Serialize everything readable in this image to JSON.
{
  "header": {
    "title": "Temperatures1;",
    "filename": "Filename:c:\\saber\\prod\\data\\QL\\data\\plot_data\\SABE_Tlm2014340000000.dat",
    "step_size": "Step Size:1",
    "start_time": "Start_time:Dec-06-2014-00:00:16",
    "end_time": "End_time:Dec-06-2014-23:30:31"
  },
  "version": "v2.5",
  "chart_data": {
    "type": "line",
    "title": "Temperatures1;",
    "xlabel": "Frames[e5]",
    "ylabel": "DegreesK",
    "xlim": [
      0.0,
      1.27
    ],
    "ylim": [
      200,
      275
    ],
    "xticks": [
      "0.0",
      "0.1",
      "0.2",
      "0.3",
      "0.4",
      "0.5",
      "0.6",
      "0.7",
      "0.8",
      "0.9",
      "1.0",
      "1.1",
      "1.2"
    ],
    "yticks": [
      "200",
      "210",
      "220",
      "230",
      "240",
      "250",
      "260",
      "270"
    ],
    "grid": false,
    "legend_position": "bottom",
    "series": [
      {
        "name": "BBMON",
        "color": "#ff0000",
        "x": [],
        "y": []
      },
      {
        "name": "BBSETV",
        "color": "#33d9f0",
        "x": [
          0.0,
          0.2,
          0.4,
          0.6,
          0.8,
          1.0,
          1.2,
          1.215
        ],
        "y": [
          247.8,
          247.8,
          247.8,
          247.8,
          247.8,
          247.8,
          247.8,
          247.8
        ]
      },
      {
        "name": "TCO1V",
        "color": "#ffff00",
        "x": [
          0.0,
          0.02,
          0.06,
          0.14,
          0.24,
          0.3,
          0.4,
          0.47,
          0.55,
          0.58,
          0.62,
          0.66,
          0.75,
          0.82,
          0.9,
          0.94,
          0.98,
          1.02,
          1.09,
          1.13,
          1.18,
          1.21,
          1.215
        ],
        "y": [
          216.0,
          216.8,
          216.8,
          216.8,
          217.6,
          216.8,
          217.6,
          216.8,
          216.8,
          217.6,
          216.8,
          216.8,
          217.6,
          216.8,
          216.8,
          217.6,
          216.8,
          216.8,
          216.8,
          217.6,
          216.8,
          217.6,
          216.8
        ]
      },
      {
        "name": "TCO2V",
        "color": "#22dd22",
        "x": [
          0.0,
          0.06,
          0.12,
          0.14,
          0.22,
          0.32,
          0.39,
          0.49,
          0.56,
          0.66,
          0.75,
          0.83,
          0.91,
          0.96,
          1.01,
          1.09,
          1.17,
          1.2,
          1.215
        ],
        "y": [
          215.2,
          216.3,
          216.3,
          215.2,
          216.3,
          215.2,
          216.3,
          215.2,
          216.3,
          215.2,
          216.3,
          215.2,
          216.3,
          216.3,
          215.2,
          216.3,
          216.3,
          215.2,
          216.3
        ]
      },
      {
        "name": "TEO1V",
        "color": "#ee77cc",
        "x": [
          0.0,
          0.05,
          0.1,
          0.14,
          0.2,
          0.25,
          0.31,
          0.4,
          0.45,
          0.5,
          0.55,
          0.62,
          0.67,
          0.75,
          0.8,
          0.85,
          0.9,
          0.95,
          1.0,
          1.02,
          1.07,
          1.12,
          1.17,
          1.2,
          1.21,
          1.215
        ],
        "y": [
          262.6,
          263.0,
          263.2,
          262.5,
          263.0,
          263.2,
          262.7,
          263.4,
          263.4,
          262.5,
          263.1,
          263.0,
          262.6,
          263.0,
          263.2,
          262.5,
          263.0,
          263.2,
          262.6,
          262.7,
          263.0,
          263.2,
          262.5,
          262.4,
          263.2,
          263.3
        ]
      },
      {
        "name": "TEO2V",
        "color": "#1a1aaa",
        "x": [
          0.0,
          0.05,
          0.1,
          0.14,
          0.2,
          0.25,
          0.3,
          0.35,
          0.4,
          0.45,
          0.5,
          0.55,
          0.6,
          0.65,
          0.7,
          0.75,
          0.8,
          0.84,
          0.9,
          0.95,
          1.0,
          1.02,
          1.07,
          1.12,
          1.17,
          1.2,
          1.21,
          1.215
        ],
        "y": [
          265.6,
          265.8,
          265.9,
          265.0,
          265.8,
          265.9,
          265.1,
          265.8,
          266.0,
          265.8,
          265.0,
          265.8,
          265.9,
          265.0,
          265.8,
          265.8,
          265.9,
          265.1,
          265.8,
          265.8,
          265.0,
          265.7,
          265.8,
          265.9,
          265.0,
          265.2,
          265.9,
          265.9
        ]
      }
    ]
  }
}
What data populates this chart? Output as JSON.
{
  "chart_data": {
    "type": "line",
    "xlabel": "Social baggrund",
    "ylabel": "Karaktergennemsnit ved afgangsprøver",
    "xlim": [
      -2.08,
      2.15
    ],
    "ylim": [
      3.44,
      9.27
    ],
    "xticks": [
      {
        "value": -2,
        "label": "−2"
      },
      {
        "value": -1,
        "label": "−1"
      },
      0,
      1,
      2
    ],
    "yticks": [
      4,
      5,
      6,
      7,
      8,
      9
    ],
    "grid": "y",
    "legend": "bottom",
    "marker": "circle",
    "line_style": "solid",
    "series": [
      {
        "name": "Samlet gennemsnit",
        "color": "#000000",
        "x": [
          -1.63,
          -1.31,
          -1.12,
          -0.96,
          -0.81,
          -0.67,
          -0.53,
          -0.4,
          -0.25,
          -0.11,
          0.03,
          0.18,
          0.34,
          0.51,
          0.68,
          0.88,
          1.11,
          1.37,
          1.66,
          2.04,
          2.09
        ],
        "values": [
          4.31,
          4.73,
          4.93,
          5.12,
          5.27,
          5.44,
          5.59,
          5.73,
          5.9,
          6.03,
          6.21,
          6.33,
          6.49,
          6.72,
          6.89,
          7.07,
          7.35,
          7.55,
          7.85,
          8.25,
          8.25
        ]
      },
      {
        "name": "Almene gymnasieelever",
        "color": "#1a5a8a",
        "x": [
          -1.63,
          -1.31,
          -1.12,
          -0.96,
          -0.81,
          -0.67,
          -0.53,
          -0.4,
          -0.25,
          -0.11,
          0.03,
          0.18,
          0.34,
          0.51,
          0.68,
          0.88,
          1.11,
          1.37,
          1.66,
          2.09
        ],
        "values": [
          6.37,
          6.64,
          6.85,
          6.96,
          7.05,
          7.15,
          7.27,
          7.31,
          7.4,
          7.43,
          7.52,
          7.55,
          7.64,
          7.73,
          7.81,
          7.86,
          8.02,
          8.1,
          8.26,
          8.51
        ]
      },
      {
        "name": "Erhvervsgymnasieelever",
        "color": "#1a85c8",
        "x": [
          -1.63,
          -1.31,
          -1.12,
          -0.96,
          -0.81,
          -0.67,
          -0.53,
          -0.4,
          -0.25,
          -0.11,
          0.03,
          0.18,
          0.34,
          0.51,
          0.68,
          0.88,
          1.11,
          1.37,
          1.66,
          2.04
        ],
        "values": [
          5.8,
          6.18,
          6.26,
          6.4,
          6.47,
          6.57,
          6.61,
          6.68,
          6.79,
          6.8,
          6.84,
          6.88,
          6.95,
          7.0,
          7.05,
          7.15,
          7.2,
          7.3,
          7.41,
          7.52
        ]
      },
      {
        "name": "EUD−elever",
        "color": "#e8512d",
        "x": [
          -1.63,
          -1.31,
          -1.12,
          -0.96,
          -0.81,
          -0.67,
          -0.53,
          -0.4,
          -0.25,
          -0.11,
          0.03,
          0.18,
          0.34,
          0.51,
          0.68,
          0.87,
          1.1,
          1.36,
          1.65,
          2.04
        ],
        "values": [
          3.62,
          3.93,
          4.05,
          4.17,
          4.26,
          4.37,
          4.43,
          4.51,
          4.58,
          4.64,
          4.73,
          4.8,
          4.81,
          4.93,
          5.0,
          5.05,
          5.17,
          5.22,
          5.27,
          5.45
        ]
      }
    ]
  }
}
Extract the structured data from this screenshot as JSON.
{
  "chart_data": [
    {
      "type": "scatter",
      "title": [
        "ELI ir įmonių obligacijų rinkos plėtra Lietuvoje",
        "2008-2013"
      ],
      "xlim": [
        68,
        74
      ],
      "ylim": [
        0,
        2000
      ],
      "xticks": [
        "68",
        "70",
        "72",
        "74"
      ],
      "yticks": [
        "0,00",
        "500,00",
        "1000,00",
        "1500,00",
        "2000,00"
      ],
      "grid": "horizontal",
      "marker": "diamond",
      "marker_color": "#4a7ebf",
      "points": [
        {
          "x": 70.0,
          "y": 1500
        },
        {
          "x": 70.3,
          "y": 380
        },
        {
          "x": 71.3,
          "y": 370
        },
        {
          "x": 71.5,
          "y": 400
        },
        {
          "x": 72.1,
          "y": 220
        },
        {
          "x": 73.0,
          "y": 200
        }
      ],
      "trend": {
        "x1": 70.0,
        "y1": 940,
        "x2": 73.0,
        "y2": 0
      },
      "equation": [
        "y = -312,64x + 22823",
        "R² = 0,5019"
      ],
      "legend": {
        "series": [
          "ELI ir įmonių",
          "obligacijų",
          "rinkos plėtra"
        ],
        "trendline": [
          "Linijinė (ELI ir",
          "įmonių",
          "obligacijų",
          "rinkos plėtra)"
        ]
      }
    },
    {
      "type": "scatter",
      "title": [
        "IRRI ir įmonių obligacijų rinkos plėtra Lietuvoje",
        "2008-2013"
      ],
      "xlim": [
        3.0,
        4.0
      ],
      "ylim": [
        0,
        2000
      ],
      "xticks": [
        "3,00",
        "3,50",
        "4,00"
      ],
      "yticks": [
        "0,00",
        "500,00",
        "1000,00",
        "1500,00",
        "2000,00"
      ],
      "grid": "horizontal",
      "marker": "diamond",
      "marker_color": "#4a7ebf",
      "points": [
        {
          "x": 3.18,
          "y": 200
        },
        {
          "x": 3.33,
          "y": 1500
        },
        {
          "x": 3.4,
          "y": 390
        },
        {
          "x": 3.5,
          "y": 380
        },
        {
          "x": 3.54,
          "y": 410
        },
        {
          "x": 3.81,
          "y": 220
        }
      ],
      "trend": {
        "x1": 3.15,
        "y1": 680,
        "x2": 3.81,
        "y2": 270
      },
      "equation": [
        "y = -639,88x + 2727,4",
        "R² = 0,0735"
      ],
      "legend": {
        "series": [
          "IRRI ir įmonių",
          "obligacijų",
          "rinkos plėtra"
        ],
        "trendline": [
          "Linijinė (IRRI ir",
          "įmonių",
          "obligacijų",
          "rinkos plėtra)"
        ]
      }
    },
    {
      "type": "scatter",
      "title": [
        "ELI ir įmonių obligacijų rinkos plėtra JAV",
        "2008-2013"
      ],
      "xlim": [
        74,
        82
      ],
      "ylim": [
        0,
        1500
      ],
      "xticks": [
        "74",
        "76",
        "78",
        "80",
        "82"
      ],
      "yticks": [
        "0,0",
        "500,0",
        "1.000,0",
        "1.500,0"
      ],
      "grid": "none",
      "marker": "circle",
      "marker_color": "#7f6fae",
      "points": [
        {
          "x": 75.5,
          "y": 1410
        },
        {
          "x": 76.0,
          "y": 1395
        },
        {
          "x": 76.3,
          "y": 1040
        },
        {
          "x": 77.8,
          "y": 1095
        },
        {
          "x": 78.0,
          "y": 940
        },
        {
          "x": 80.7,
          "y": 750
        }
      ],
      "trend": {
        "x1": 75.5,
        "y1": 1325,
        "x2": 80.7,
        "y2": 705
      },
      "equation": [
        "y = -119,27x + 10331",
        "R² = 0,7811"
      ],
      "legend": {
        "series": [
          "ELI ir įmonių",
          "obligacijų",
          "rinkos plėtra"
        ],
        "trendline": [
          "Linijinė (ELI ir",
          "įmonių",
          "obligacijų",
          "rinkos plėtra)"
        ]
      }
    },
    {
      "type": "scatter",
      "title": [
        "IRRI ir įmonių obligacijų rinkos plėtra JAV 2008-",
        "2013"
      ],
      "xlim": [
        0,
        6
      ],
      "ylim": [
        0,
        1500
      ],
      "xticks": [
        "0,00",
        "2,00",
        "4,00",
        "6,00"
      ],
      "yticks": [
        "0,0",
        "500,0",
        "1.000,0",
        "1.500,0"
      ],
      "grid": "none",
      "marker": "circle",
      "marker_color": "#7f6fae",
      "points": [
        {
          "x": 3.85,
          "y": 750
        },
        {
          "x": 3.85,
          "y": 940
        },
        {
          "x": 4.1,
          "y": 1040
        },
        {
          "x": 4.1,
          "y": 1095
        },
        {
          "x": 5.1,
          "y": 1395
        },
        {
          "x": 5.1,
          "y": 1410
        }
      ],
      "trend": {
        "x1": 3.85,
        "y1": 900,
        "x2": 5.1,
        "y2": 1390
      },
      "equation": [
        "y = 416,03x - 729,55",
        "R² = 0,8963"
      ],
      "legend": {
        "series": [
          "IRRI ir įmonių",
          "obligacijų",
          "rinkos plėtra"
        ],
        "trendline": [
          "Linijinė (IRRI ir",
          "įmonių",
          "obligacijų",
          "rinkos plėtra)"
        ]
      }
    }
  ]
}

==================================================

**WORK TO DO**
The answer must consist solely of the number of lines in the entries that contain the word "this".

**THE RESULT**
3